EXERCISE INSTRUCTIONS.
Please output the lines shown below exactly as they appear.

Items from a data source

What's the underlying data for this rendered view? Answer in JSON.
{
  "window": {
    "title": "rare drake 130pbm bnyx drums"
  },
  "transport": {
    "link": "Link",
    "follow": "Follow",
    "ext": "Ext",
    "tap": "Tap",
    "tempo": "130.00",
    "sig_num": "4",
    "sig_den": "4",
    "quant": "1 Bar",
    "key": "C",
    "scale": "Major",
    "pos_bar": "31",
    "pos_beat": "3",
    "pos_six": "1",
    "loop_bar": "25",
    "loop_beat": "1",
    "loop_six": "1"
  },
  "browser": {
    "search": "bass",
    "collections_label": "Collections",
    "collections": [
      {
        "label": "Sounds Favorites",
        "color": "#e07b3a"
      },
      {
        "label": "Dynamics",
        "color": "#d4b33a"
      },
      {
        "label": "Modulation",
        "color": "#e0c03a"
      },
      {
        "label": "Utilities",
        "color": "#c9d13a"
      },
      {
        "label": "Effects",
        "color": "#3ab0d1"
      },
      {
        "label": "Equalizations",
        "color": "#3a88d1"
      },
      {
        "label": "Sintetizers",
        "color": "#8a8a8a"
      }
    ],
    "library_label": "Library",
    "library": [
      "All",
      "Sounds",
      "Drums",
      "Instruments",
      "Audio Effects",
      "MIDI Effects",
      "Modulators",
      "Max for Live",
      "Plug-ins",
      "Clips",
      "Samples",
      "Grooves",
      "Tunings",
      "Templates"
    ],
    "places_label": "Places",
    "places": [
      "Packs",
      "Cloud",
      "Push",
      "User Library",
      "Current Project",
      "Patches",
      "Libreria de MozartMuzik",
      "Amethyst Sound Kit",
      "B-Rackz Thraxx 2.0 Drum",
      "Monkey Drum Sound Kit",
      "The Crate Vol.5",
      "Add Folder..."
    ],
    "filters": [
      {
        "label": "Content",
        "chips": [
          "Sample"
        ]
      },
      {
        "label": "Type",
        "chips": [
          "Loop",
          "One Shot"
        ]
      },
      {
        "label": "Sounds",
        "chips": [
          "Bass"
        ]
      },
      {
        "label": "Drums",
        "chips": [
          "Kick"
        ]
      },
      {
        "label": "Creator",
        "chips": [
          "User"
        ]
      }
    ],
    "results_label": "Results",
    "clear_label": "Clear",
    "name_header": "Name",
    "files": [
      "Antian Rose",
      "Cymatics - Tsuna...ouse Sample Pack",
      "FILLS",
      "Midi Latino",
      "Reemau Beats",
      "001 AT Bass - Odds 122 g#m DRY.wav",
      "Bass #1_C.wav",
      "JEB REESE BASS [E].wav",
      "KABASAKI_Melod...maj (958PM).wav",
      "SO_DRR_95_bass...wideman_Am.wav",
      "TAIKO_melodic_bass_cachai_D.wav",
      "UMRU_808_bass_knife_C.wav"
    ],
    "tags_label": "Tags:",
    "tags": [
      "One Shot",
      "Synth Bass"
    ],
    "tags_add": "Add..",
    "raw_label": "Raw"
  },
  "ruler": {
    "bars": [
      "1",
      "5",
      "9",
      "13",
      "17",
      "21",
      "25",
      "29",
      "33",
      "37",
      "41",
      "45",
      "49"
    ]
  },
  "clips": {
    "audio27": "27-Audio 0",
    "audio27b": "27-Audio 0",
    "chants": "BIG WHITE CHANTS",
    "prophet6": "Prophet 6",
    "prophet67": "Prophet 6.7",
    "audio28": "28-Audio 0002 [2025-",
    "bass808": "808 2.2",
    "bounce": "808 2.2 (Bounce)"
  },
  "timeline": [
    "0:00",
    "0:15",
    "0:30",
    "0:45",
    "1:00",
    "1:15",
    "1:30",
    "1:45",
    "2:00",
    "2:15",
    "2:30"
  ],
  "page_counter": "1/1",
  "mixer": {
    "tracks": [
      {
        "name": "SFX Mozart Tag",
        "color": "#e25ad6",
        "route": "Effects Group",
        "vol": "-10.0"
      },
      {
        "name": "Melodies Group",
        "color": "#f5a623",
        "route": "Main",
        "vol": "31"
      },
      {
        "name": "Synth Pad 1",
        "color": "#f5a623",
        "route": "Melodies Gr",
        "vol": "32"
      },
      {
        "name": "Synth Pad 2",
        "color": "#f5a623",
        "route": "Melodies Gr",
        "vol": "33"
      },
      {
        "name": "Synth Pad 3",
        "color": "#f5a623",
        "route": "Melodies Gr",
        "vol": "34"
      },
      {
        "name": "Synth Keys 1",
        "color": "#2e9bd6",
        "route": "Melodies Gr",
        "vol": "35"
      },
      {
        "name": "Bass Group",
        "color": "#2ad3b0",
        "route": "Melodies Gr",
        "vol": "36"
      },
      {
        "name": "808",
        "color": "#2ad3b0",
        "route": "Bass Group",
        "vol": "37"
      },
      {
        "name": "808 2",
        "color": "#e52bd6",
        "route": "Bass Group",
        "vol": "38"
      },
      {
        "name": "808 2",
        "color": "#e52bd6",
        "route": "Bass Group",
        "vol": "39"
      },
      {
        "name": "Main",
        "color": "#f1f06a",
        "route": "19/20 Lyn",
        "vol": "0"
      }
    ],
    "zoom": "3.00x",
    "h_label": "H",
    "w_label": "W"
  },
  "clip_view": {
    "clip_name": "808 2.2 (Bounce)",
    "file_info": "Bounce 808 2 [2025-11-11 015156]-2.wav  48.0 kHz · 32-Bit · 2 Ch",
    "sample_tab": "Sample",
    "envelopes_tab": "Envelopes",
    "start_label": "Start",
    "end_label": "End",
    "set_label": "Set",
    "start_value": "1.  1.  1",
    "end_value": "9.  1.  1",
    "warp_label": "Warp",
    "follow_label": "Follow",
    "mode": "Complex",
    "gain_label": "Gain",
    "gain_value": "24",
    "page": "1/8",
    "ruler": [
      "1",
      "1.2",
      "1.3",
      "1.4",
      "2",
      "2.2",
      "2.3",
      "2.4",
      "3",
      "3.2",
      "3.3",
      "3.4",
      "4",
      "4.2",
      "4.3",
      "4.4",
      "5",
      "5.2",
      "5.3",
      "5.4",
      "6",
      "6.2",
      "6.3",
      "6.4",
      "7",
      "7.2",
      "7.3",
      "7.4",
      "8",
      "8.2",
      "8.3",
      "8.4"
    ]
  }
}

WORKED ANSWER.
What's the underlying data for this rendered view? Answer in JSON.
{
  "window": {
    "title": "rare drake 130pbm bnyx drums"
  },
  "transport": {
    "link": "Link",
    "follow": "Follow",
    "ext": "Ext",
    "tap": "Tap",
    "tempo": "130.00",
    "sig_num": "4",
    "sig_den": "4",
    "quant": "1 Bar",
    "key": "C",
    "scale": "Major",
    "pos_bar": "31",
    "pos_beat": "3",
    "pos_six": "1",
    "loop_bar": "25",
    "loop_beat": "1",
    "loop_six": "1"
  },
  "browser": {
    "search": "bass",
    "collections_label": "Collections",
    "collections": [
      {
        "label": "Sounds Favorites",
        "color": "#e07b3a"
      },
      {
        "label": "Dynamics",
        "color": "#d4b33a"
      },
      {
        "label": "Modulation",
        "color": "#e0c03a"
      },
      {
        "label": "Utilities",
        "color": "#c9d13a"
      },
      {
        "label": "Effects",
        "color": "#3ab0d1"
      },
      {
        "label": "Equalizations",
        "color": "#3a88d1"
      },
      {
        "label": "Sintetizers",
        "color": "#8a8a8a"
      }
    ],
    "library_label": "Library",
    "library": [
      "All",
      "Sounds",
      "Drums",
      "Instruments",
      "Audio Effects",
      "MIDI Effects",
      "Modulators",
      "Max for Live",
      "Plug-ins",
      "Clips",
      "Samples",
      "Grooves",
      "Tunings",
      "Templates"
    ],
    "places_label": "Places",
    "places": [
      "Packs",
      "Cloud",
      "Push",
      "User Library",
      "Current Project",
      "Patches",
      "Libreria de MozartMuzik",
      "Amethyst Sound Kit",
      "B-Rackz Thraxx 2.0 Drum",
      "Monkey Drum Sound Kit",
      "The Crate Vol.5",
      "Add Folder..."
    ],
    "filters": [
      {
        "label": "Content",
        "chips": [
          "Sample"
        ]
      },
      {
        "label": "Type",
        "chips": [
          "Loop",
          "One Shot"
        ]
      },
      {
        "label": "Sounds",
        "chips": [
          "Bass"
        ]
      },
      {
        "label": "Drums",
        "chips": [
          "Kick"
        ]
      },
      {
        "label": "Creator",
        "chips": [
          "User"
        ]
      }
    ],
    "results_label": "Results",
    "clear_label": "Clear",
    "name_header": "Name",
    "files": [
      "Antian Rose",
      "Cymatics - Tsuna...ouse Sample Pack",
      "FILLS",
      "Midi Latino",
      "Reemau Beats",
      "001 AT Bass - Odds 122 g#m DRY.wav",
      "Bass #1_C.wav",
      "JEB REESE BASS [E].wav",
      "KABASAKI_Melod...maj (958PM).wav",
      "SO_DRR_95_bass...wideman_Am.wav",
      "TAIKO_melodic_bass_cachai_D.wav",
      "UMRU_808_bass_knife_C.wav"
    ],
    "tags_label": "Tags:",
    "tags": [
      "One Shot",
      "Synth Bass"
    ],
    "tags_add": "Add..",
    "raw_label": "Raw"
  },
  "ruler": {
    "bars": [
      "1",
      "5",
      "9",
      "13",
      "17",
      "21",
      "25",
      "29",
      "33",
      "37",
      "41",
      "45",
      "49"
    ]
  },
  "clips": {
    "audio27": "27-Audio 0",
    "audio27b": "27-Audio 0",
    "chants": "BIG WHITE CHANTS",
    "prophet6": "Prophet 6",
    "prophet67": "Prophet 6.7",
    "audio28": "28-Audio 0002 [2025-",
    "bass808": "808 2.2",
    "bounce": "808 2.2 (Bounce)"
  },
  "timeline": [
    "0:00",
    "0:15",
    "0:30",
    "0:45",
    "1:00",
    "1:15",
    "1:30",
    "1:45",
    "2:00",
    "2:15",
    "2:30"
  ],
  "page_counter": "1/1",
  "mixer": {
    "tracks": [
      {
        "name": "SFX Mozart Tag",
        "color": "#e25ad6",
        "route": "Effects Group",
        "vol": "-10.0"
      },
      {
        "name": "Melodies Group",
        "color": "#f5a623",
        "route": "Main",
        "vol": "31"
      },
      {
        "name": "Synth Pad 1",
        "color": "#f5a623",
        "route": "Melodies Gr",
        "vol": "32"
      },
      {
        "name": "Synth Pad 2",
        "color": "#f5a623",
        "route": "Melodies Gr",
        "vol": "33"
      },
      {
        "name": "Synth Pad 3",
        "color": "#f5a623",
        "route": "Melodies Gr",
        "vol": "34"
      },
      {
        "name": "Synth Keys 1",
        "color": "#2e9bd6",
        "route": "Melodies Gr",
        "vol": "35"
      },
      {
        "name": "Bass Group",
        "color": "#2ad3b0",
        "route": "Melodies Gr",
        "vol": "36"
      },
      {
        "name": "808",
        "color": "#2ad3b0",
        "route": "Bass Group",
        "vol": "37"
      },
      {
        "name": "808 2",
        "color": "#e52bd6",
        "route": "Bass Group",
        "vol": "38"
      },
      {
        "name": "808 2",
        "color": "#e52bd6",
        "route": "Bass Group",
        "vol": "39"
      },
      {
        "name": "Main",
        "color": "#f1f06a",
        "route": "19/20 Lyn",
        "vol": "0"
      }
    ],
    "zoom": "3.00x",
    "h_label": "H",
    "w_label": "W"
  },
  "clip_view": {
    "clip_name": "808 2.2 (Bounce)",
    "file_info": "Bounce 808 2 [2025-11-11 015156]-2.wav  48.0 kHz · 32-Bit · 2 Ch",
    "sample_tab": "Sample",
    "envelopes_tab": "Envelopes",
    "start_label": "Start",
    "end_label": "End",
    "set_label": "Set",
    "start_value": "1.  1.  1",
    "end_value": "9.  1.  1",
    "warp_label": "Warp",
    "follow_label": "Follow",
    "mode": "Complex",
    "gain_label": "Gain",
    "gain_value": "24",
    "page": "1/8",
    "ruler": [
      "1",
      "1.2",
      "1.3",
      "1.4",
      "2",
      "2.2",
      "2.3",
      "2.4",
      "3",
      "3.2",
      "3.3",
      "3.4",
      "4",
      "4.2",
      "4.3",
      "4.4",
      "5",
      "5.2",
      "5.3",
      "5.4",
      "6",
      "6.2",
      "6.3",
      "6.4",
      "7",
      "7.2",
      "7.3",
      "7.4",
      "8",
      "8.2",
      "8.3",
      "8.4"
    ]
  }
}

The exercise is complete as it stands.